#### [Stated task]
Report how many lines below contain the word "VERİ". Give only the number.
━━━━━━━━
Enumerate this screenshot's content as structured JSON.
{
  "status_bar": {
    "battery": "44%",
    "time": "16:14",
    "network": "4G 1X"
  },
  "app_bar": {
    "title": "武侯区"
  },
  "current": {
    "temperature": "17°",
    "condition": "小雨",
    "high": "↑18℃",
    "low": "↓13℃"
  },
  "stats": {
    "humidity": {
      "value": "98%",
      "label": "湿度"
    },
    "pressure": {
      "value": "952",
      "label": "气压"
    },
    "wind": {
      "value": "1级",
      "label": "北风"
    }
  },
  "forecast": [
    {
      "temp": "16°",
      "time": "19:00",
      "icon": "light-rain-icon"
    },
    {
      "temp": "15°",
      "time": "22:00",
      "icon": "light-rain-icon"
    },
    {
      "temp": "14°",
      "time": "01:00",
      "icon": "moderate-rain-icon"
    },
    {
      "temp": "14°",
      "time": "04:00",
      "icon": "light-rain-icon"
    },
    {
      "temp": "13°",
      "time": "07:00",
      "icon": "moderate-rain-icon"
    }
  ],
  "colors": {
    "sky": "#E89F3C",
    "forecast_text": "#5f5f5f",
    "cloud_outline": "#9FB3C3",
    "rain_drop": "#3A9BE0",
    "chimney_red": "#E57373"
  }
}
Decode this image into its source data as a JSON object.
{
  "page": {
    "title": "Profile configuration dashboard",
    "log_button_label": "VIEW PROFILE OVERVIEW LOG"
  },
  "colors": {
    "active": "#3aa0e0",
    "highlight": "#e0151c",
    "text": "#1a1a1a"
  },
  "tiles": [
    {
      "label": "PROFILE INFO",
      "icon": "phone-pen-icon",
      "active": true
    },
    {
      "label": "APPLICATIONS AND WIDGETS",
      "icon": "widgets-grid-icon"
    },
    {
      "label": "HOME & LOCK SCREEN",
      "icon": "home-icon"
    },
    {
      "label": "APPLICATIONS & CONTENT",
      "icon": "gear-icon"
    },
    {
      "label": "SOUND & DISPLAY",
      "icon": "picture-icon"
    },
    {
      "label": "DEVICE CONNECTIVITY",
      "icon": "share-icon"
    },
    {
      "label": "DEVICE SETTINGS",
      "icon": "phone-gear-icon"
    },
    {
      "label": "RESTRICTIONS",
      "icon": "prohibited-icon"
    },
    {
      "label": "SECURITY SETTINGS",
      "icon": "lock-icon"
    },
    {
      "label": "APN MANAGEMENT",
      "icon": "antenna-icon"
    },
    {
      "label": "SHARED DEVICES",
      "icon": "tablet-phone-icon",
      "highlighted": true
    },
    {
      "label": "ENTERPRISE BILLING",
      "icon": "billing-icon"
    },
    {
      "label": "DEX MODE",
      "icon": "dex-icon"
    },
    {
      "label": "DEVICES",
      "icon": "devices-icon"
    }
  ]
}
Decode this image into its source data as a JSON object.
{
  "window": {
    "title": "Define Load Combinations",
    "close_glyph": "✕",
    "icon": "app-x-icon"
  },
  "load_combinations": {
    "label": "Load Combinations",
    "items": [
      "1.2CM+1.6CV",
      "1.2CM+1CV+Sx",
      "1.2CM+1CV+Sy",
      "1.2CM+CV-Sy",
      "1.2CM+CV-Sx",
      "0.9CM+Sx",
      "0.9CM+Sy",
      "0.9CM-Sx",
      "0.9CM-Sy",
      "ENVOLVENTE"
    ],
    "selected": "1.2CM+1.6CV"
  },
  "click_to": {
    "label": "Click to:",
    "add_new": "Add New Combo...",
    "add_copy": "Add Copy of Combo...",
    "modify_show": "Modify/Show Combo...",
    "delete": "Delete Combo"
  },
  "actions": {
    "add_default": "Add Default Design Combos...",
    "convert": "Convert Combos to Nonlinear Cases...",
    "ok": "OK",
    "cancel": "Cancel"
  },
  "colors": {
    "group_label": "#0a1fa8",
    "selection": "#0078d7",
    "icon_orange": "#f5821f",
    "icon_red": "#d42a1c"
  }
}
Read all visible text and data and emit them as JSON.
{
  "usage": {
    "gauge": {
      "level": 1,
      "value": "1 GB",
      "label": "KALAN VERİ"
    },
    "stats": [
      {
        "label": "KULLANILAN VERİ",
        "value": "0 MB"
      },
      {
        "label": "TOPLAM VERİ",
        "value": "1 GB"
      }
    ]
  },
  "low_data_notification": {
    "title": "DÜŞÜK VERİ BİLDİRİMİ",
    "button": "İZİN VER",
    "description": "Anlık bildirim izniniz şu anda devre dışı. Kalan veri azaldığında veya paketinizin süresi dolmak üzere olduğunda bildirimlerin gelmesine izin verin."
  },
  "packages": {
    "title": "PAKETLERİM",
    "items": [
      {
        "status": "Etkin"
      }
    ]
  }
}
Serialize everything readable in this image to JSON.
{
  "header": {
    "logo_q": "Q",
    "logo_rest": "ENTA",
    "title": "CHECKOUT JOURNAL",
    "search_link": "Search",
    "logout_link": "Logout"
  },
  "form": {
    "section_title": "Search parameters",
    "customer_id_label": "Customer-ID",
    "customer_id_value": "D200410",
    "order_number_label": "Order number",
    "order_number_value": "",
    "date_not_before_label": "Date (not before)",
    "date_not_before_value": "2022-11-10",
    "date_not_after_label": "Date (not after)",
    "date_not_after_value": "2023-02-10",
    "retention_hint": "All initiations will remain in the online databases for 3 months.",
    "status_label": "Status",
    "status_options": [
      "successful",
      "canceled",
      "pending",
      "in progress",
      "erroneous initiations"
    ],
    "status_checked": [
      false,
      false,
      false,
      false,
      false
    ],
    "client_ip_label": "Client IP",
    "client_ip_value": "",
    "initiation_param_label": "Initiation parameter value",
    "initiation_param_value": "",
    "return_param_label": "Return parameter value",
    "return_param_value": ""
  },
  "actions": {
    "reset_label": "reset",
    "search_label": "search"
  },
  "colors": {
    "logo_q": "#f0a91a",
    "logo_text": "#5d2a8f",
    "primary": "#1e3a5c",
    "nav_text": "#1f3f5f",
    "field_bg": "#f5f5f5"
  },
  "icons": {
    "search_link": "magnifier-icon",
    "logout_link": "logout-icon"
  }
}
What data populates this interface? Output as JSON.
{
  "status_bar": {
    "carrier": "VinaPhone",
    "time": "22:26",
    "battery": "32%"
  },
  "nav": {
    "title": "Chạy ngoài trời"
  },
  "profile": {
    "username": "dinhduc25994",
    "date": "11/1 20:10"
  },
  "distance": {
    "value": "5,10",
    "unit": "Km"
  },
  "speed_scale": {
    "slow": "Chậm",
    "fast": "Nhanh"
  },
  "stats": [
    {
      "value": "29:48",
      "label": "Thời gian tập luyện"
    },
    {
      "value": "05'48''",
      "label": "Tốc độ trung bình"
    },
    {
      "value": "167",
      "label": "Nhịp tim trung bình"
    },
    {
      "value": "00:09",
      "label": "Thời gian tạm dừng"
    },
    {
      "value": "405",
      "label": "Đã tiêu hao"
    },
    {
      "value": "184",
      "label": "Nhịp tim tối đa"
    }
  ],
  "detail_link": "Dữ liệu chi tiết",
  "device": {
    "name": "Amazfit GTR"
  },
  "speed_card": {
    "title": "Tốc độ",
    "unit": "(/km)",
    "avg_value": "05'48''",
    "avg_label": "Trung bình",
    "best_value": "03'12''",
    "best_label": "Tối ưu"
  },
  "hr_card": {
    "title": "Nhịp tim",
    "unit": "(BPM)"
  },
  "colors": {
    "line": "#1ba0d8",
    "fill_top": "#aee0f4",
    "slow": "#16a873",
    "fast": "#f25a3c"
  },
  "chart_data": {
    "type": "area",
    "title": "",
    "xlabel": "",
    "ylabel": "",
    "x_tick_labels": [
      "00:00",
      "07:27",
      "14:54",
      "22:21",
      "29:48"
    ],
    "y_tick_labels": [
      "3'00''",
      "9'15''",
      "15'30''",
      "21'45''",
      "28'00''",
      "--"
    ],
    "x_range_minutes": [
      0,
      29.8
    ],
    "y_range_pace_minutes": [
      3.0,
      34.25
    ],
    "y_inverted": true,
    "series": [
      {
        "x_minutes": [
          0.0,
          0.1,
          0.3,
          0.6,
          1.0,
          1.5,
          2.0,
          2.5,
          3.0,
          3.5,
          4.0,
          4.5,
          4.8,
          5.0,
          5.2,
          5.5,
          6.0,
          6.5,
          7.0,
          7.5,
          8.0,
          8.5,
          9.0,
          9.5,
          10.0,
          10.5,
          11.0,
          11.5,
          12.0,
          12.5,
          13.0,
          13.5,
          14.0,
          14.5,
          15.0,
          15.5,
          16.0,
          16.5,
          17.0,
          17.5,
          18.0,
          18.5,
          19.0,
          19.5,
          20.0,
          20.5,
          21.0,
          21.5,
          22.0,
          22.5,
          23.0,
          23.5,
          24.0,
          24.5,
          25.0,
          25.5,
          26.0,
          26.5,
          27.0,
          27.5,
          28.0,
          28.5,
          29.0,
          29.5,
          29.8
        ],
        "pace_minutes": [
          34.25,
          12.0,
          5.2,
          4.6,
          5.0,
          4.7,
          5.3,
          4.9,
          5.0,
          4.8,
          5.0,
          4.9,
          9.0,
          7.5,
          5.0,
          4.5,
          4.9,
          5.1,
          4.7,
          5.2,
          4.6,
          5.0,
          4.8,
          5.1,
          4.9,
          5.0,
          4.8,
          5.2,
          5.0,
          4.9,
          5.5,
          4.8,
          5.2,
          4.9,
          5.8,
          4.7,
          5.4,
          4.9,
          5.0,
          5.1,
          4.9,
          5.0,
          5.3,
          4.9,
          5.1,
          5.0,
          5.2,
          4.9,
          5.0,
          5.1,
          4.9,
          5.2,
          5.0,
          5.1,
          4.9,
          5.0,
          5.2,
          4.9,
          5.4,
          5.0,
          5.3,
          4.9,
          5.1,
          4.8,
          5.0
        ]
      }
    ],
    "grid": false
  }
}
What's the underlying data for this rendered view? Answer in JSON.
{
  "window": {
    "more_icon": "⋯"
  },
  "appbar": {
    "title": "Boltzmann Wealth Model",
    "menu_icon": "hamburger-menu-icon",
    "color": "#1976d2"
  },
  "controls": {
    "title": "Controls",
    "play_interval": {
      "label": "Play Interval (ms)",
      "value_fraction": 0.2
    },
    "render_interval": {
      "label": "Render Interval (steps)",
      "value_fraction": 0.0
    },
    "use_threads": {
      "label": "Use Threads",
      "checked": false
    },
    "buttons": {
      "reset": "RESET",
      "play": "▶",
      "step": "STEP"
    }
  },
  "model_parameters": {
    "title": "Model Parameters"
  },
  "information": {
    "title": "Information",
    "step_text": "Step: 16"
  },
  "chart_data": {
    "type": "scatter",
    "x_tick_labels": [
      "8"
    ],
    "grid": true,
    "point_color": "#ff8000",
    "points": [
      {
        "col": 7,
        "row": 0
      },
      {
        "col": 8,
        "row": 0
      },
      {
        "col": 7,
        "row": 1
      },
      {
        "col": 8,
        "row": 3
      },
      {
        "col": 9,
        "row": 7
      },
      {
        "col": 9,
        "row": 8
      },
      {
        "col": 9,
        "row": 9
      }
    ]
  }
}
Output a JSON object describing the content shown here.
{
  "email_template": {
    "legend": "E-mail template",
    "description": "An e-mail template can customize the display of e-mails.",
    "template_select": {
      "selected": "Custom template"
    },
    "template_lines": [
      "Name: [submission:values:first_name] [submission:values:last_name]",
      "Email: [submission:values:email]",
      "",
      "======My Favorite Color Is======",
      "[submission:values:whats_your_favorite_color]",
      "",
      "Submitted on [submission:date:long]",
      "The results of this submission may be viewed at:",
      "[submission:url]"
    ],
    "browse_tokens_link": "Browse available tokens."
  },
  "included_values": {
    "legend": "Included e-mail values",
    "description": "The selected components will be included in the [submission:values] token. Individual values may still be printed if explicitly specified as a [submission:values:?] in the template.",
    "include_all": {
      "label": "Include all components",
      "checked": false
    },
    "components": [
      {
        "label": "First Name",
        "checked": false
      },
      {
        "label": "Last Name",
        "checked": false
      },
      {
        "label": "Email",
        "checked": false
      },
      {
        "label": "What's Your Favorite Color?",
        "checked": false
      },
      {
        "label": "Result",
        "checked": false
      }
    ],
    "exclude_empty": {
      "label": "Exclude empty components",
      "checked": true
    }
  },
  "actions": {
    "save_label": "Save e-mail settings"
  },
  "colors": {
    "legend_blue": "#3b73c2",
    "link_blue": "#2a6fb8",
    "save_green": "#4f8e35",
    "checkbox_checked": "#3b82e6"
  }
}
━━━━━━━━
#### [Task answer]
4